Mr. Munk's idea was to create a diversified,
Canadian-based mining giant that could compete with BHP, the world's
largest mining group, Rio Tinto, Brazil's Vale (which bought Inco) and
Anglo American. Part of the rationale was financial. A diversified miner
would be able to insulate itself from the worst of the cyclical
downturns. Gold, for instance, and copper, are countercyclical; the
former is bought by investors when economies are falling apart, the
latter when economies are posting strong growth. Glencore's commodities
trading and logistics business, a robust money maker regardless of
prices, would also protect the enlarged group. The biggest companies
also have the best access to the international capital markets, a
necessity to sate the voracious capital appetites of mining companies.
Peter Munk: A mining magnate nears the end of his golden reign
The Globe and Mail
On
a chilly evening in early March, Peter Munk picks me up from my hotel
in his tiny Fiat Punto, manual transmission, that he drives himself. His
wife Melanie is stuffed in the back and our destination is the local
schnitzel restaurant, where the Munks are treated like anyone else in
Klosters, the Swiss ski village near Davos.
What a change. The
last time I spent more than a few minutes with Mr. Munk was in 2008, in
Montenegro's glorious Bay of Kotor, the Mediterranean's only fjord. We
were on his chartered superyacht, the 50-metre Te Manu, a nautical
pleasure palace with a crew of 11 that would have made any oligarch
proud.
Has Mr. Munk, the founder, co-chairman and former chief
executive officer of Barrick Gold Corp., fallen on hard times since
then? Yes and no.
At $27-billion, Barrick is worth less than half
of its peak in 2011, just before the gold price collapsed and the
financial horror of the company's now-suspended Pascua-Lama mining
project in the Andes was exposed. Mr. Munk's wealth has declined along
with the share price (although he owns only 2.1 million common shares),
but certainly not to the point where he is flying economy and forgoing
oysters and champagne.
Instead, the Fiat represents the new,
simpler life of the Hungarian emigrant to Canada who turned a motley
collection of gold assets into the world's mightiest gold producer. Mr.

Provided data:

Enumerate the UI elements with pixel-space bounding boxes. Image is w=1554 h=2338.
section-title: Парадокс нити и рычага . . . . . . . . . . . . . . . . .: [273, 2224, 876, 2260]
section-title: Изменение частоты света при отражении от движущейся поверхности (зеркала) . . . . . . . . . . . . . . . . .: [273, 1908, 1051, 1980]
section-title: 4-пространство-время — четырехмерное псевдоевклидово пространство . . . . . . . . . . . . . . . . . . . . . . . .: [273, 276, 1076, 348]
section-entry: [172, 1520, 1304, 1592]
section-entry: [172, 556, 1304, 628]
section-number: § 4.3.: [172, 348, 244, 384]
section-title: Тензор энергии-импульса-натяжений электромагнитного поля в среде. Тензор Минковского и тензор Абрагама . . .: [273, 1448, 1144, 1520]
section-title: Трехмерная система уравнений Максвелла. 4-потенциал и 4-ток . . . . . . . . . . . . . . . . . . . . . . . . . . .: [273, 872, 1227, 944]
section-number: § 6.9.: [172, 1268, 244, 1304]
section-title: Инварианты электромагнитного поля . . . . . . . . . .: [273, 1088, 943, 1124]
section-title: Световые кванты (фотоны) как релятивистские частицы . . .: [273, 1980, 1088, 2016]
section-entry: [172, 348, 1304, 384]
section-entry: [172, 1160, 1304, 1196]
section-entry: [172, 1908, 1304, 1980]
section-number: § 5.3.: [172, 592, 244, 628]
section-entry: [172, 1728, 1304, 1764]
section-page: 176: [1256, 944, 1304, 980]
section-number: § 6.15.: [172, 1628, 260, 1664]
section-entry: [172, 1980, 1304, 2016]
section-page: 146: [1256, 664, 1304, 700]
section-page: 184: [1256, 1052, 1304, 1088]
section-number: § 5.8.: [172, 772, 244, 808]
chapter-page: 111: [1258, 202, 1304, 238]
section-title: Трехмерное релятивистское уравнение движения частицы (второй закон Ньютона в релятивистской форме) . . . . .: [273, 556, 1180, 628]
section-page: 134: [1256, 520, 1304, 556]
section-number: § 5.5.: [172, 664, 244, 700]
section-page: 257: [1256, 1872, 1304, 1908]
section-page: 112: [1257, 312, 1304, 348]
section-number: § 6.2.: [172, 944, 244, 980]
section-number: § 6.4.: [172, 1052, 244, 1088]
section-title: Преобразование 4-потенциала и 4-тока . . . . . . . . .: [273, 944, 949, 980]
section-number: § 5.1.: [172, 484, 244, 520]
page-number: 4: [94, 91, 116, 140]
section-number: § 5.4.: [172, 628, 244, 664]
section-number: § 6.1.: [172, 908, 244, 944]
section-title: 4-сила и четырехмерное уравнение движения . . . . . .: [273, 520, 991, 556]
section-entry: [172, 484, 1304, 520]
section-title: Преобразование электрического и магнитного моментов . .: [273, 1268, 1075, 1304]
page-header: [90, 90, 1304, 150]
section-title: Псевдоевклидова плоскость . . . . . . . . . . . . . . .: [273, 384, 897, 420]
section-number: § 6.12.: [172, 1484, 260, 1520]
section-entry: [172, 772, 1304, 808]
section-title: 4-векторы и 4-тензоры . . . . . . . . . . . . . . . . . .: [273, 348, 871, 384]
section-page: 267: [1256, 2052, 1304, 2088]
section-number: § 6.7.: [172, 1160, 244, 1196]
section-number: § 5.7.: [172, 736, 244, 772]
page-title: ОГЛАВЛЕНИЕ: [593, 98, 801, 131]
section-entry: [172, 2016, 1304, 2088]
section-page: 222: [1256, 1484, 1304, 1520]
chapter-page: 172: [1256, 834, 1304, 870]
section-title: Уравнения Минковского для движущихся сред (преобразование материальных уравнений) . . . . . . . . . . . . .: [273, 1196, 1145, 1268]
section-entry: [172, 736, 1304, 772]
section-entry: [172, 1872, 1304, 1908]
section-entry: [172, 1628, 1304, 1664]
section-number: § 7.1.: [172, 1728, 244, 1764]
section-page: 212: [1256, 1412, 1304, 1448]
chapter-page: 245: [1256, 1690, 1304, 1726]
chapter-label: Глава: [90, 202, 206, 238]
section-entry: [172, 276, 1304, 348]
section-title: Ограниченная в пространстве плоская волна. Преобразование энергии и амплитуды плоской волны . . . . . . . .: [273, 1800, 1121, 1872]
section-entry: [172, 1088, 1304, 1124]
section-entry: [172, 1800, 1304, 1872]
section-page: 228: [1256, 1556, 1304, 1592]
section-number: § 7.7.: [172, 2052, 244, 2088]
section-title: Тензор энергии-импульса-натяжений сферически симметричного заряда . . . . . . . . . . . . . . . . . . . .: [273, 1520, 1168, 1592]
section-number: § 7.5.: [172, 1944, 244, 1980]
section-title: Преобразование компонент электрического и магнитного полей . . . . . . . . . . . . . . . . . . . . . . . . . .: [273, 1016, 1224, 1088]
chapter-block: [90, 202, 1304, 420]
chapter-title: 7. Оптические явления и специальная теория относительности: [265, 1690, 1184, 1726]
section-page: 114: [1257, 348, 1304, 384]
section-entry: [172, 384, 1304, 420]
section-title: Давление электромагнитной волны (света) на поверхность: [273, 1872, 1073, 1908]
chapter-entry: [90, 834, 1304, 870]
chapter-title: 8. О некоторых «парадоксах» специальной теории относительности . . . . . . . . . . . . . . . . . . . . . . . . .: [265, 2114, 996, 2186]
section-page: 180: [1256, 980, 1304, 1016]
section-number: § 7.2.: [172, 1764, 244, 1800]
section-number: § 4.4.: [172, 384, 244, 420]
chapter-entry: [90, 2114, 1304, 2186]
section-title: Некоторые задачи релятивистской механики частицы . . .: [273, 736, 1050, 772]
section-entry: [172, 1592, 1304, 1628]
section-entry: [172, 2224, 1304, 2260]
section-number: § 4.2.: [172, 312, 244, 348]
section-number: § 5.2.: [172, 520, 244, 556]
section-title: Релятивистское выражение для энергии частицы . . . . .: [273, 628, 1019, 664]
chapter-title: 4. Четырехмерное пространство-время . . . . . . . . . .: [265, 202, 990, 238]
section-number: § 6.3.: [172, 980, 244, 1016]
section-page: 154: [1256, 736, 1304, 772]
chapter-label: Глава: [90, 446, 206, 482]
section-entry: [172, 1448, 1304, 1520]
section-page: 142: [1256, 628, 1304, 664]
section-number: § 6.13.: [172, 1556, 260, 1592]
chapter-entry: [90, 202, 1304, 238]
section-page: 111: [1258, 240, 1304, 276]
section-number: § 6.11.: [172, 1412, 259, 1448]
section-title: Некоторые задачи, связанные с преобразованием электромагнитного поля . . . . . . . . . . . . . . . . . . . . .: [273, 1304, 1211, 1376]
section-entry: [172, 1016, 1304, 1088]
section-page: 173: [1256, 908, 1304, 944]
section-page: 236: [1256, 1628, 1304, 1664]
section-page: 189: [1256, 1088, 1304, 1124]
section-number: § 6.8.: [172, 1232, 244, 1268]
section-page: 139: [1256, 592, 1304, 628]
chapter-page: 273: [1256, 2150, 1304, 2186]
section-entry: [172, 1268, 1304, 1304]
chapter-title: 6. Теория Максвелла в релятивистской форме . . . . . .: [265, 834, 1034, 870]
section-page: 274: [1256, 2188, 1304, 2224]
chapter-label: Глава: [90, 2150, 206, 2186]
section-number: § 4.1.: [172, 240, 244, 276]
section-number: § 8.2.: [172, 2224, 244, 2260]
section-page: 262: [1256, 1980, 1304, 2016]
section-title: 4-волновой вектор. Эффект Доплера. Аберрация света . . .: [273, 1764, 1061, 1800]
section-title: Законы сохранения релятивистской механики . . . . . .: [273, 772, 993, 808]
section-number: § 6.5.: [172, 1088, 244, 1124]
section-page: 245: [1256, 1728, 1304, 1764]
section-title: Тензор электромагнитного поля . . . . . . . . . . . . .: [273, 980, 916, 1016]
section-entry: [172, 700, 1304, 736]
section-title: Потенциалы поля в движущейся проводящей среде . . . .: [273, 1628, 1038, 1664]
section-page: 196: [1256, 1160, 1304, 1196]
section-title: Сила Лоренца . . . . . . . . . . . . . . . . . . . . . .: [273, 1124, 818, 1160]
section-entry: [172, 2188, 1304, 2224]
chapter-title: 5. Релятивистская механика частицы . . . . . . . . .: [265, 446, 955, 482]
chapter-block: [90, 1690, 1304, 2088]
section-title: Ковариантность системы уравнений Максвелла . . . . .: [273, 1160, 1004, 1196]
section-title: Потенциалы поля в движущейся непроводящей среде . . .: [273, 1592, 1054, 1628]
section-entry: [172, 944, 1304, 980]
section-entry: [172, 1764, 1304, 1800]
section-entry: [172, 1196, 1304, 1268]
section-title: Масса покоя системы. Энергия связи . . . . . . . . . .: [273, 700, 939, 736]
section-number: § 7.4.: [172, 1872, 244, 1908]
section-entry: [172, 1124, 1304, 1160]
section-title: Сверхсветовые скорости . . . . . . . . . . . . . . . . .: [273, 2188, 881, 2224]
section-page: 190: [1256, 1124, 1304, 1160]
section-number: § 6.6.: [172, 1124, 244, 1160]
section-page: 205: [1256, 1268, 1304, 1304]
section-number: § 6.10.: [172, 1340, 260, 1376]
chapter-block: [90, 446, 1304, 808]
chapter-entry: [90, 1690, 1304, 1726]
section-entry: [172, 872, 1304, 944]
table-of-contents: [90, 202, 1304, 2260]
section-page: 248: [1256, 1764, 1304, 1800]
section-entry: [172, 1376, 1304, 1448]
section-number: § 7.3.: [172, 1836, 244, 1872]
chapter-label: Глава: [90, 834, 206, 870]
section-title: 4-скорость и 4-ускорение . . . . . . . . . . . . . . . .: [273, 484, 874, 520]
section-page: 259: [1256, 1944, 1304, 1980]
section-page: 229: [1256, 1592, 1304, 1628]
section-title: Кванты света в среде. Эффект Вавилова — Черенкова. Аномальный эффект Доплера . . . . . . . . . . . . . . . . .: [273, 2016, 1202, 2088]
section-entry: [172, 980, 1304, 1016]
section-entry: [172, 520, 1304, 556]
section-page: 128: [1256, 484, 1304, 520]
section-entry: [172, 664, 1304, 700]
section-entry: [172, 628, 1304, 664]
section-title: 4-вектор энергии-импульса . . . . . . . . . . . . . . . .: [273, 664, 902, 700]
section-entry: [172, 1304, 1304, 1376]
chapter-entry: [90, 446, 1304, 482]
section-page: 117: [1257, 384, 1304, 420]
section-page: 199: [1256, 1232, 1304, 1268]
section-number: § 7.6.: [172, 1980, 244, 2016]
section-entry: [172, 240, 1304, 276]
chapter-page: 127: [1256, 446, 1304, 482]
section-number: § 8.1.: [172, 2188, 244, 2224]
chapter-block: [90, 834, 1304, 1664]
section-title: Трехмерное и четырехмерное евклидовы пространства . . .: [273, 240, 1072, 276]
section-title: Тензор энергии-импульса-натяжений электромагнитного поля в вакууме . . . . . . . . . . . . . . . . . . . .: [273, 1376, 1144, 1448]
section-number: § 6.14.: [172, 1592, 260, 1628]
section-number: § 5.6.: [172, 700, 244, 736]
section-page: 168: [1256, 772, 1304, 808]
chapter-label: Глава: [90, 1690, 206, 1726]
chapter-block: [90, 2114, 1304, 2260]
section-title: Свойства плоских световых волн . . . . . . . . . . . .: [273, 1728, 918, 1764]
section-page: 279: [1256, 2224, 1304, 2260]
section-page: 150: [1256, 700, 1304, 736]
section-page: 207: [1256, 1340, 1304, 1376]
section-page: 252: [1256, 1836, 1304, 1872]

Challenge 1: Render the listing as a numbered list with blank lines left out, starting with its first line and going on through the line containing "section-title: Парадокс нити".
Challenge 2: Write the next part of the Peter Munk profile, picking up after its final sentence.

Final answer 1:
1. Enumerate the UI elements with pixel-space bounding boxes. Image is w=1554 h=2338.
2. section-title: Парадокс нити и рычага . . . . . . . . . . . . . . . . .: [273, 2224, 876, 2260]

Final answer 2:
Munk will leave the Barrick board at the company's annual shareholders'
meeting in Toronto on April 30, after which John Thornton will go from
co-chairman to chairman. The Barrick board meetings, endless encounters
with institutional investors and phone calls at three in the morning
will disappear, along with many of the perks that went with his status
as one of the world's most powerful mining bosses. The little Fiat will
get driven more often. The vacations in Klosters, which the Munk family
considers home, and Montenegro will get longer.
The transition
could save his life or kill him. Mr. Munk is 87 and has been equipped
with a pacemaker for more than a decade. His famous energy is draining
away and he knows he can't do the job any more. At the same time, the
man who spent more than half a century building businesses on five
continents could find that retirement bores him rigid, or worse.
"Leaving Barrick is like a Chinese restaurant, sweet and sour," he says
"Sometimes you feel sweet in your mouth, sometimes sour. I live it –
Barrick is me. But I have heart issues. I can't travel like I used to."
I ask if he's worried about his health. "I don't mind dying," he says. "I just don't want Barrick to die."
Indeed,
Mr. Munk is worried about Barrick's future. A couple of years ago,
before Mr. Thornton, a former Goldman Sachs president, joined the
Barrick board, he and Ivan Glasenberg, CEO of Glencore International
(now Glencore Xstrata), talked about merging their companies. Mr. Munk's
idea was to create a fully diversified multinational that could
withstand the jarring ups and downs of the commodities cycle.
If
that had happened, the world's biggest gold mining company and the
world's biggest commodities trader would have formed a global resources
giant to rival BHP Billiton and Rio Tinto, with a market value (based on
today's values) of about $67-billion (U.S.). "It would have been a
perfect combination," Mr. Munk says.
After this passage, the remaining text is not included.